### Problem requirements
The entries that follow should be written out exactly.

* * *

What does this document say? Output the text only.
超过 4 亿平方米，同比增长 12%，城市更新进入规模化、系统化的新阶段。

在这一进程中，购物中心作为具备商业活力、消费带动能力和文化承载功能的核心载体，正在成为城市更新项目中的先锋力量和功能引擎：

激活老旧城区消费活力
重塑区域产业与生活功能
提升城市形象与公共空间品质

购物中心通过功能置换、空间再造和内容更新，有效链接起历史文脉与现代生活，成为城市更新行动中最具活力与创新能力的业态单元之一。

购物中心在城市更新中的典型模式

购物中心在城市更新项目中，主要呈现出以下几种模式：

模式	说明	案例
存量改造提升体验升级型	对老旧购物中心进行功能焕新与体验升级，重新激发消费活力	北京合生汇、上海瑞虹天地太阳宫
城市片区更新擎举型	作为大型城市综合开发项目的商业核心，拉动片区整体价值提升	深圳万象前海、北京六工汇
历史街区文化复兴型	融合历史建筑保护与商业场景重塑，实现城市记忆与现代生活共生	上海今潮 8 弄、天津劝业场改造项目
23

* * *

### Finished answer
What does this document say? Output the text only.
超过 4 亿平方米，同比增长 12%，城市更新进入规模化、系统化的新阶段。

在这一进程中，购物中心作为具备商业活力、消费带动能力和文化承载功能的核心载体，正在成为城市更新项目中的先锋力量和功能引擎：

激活老旧城区消费活力
重塑区域产业与生活功能
提升城市形象与公共空间品质

购物中心通过功能置换、空间再造和内容更新，有效链接起历史文脉与现代生活，成为城市更新行动中最具活力与创新能力的业态单元之一。

购物中心在城市更新中的典型模式

购物中心在城市更新项目中，主要呈现出以下几种模式：

模式	说明	案例
存量改造提升体验升级型	对老旧购物中心进行功能焕新与体验升级，重新激发消费活力	北京合生汇、上海瑞虹天地太阳宫
城市片区更新擎举型	作为大型城市综合开发项目的商业核心，拉动片区整体价值提升	深圳万象前海、北京六工汇
历史街区文化复兴型	融合历史建筑保护与商业场景重塑，实现城市记忆与现代生活共生	上海今潮 8 弄、天津劝业场改造项目
23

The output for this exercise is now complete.